Exercise aim:
Return the full material exactly.

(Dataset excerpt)
>>>

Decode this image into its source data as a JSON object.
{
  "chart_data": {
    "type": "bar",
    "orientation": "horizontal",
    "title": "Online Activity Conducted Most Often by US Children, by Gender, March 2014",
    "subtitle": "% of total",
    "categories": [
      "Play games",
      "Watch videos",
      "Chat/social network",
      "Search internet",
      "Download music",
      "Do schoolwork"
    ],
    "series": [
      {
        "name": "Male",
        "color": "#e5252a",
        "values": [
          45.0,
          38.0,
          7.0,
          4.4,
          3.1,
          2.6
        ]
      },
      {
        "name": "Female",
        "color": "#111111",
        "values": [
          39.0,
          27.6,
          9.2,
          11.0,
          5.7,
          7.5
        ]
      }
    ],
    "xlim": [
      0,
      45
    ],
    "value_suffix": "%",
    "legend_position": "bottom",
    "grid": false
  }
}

<<<

Correct answer:
Decode this image into its source data as a JSON object.
{
  "chart_data": {
    "type": "bar",
    "orientation": "horizontal",
    "title": "Online Activity Conducted Most Often by US Children, by Gender, March 2014",
    "subtitle": "% of total",
    "categories": [
      "Play games",
      "Watch videos",
      "Chat/social network",
      "Search internet",
      "Download music",
      "Do schoolwork"
    ],
    "series": [
      {
        "name": "Male",
        "color": "#e5252a",
        "values": [
          45.0,
          38.0,
          7.0,
          4.4,
          3.1,
          2.6
        ]
      },
      {
        "name": "Female",
        "color": "#111111",
        "values": [
          39.0,
          27.6,
          9.2,
          11.0,
          5.7,
          7.5
        ]
      }
    ],
    "xlim": [
      0,
      45
    ],
    "value_suffix": "%",
    "legend_position": "bottom",
    "grid": false
  }
}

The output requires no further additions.